* [DIRECTIONS FOR THIS TASK] Please convert the listing below into a Markdown table with the columns Row and Text, numbering each line and leaving out blank lines. Begin at the first line of the listing and stop after the line that contains "track-name-field[interactable] [224,376,386,400]".

* [RECORD LIST]
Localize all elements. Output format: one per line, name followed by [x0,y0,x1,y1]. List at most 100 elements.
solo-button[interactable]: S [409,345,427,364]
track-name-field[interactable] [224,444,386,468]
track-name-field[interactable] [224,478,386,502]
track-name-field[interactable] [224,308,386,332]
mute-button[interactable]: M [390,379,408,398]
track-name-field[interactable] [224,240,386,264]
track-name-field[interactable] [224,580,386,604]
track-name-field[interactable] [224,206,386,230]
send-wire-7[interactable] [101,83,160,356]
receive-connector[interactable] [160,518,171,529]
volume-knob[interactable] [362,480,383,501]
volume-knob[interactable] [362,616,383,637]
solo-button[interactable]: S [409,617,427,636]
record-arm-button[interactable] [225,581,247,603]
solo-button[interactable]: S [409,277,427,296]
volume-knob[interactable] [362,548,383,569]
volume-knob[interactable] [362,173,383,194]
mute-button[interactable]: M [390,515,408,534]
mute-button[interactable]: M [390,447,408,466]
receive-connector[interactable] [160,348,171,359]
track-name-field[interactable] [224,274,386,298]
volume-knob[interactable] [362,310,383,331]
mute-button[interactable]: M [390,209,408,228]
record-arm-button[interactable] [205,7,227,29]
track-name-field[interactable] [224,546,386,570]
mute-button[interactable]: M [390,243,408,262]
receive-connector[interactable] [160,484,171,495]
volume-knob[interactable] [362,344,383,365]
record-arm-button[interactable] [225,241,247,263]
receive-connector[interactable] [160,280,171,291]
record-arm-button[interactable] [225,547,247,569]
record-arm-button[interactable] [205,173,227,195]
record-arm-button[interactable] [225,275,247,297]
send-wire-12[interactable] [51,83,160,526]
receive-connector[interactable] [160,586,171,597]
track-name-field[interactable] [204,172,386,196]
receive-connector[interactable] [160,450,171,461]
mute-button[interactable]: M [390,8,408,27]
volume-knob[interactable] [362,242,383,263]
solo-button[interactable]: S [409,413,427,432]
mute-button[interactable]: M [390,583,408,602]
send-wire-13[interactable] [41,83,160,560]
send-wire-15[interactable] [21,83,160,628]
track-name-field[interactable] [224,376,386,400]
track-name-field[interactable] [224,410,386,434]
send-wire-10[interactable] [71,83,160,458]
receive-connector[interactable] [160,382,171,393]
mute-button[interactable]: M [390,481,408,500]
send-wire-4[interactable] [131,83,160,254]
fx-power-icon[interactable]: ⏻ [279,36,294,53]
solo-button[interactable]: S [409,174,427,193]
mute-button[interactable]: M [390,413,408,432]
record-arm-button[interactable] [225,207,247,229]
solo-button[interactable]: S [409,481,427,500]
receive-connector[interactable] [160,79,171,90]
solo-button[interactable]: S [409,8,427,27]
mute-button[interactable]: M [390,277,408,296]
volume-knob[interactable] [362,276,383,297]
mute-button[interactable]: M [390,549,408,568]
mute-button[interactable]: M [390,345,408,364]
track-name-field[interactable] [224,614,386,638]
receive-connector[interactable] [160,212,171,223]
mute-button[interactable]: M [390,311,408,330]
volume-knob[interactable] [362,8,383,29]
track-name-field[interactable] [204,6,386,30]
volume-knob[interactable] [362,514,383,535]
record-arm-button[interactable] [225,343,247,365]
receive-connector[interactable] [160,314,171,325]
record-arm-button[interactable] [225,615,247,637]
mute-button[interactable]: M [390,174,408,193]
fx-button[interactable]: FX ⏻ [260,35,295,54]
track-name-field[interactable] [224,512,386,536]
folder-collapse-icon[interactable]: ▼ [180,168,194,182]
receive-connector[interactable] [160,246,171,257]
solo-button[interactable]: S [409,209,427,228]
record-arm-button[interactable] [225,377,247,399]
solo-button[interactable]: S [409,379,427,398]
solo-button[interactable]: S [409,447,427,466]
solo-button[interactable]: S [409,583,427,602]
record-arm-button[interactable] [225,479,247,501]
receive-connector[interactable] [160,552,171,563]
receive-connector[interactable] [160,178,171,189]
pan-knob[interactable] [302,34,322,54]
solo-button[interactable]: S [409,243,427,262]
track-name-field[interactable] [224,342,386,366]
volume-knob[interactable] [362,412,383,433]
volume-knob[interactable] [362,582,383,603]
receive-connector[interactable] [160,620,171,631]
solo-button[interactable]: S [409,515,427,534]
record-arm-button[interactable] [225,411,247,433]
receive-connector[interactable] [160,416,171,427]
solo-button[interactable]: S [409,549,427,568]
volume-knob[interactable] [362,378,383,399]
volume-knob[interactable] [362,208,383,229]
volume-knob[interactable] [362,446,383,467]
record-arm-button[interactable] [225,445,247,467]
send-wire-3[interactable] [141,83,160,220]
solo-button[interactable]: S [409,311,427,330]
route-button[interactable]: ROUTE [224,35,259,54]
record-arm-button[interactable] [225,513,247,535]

* [SOLUTION FOR THIS EXERCISE]
| Row | Text |
|---|---|
| 1 | Localize all elements. Output format: one per line, name followed by [x0,y0,x1,y1]. List at most 100 elements. |
| 2 | solo-button[interactable]: S [409,345,427,364] |
| 3 | track-name-field[interactable] [224,444,386,468] |
| 4 | track-name-field[interactable] [224,478,386,502] |
| 5 | track-name-field[interactable] [224,308,386,332] |
| 6 | mute-button[interactable]: M [390,379,408,398] |
| 7 | track-name-field[interactable] [224,240,386,264] |
| 8 | track-name-field[interactable] [224,580,386,604] |
| 9 | track-name-field[interactable] [224,206,386,230] |
| 10 | send-wire-7[interactable] [101,83,160,356] |
| 11 | receive-connector[interactable] [160,518,171,529] |
| 12 | volume-knob[interactable] [362,480,383,501] |
| 13 | volume-knob[interactable] [362,616,383,637] |
| 14 | solo-button[interactable]: S [409,617,427,636] |
| 15 | record-arm-button[interactable] [225,581,247,603] |
| 16 | solo-button[interactable]: S [409,277,427,296] |
| 17 | volume-knob[interactable] [362,548,383,569] |
| 18 | volume-knob[interactable] [362,173,383,194] |
| 19 | mute-button[interactable]: M [390,515,408,534] |
| 20 | mute-button[interactable]: M [390,447,408,466] |
| 21 | receive-connector[interactable] [160,348,171,359] |
| 22 | track-name-field[interactable] [224,274,386,298] |
| 23 | volume-knob[interactable] [362,310,383,331] |
| 24 | mute-button[interactable]: M [390,209,408,228] |
| 25 | record-arm-button[interactable] [205,7,227,29] |
| 26 | track-name-field[interactable] [224,546,386,570] |
| 27 | mute-button[interactable]: M [390,243,408,262] |
| 28 | receive-connector[interactable] [160,484,171,495] |
| 29 | volume-knob[interactable] [362,344,383,365] |
| 30 | record-arm-button[interactable] [225,241,247,263] |
| 31 | receive-connector[interactable] [160,280,171,291] |
| 32 | record-arm-button[interactable] [225,547,247,569] |
| 33 | record-arm-button[interactable] [205,173,227,195] |
| 34 | record-arm-button[interactable] [225,275,247,297] |
| 35 | send-wire-12[interactable] [51,83,160,526] |
| 36 | receive-connector[interactable] [160,586,171,597] |
| 37 | track-name-field[interactable] [204,172,386,196] |
| 38 | receive-connector[interactable] [160,450,171,461] |
| 39 | mute-button[interactable]: M [390,8,408,27] |
| 40 | volume-knob[interactable] [362,242,383,263] |
| 41 | solo-button[interactable]: S [409,413,427,432] |
| 42 | mute-button[interactable]: M [390,583,408,602] |
| 43 | send-wire-13[interactable] [41,83,160,560] |
| 44 | send-wire-15[interactable] [21,83,160,628] |
| 45 | track-name-field[interactable] [224,376,386,400] |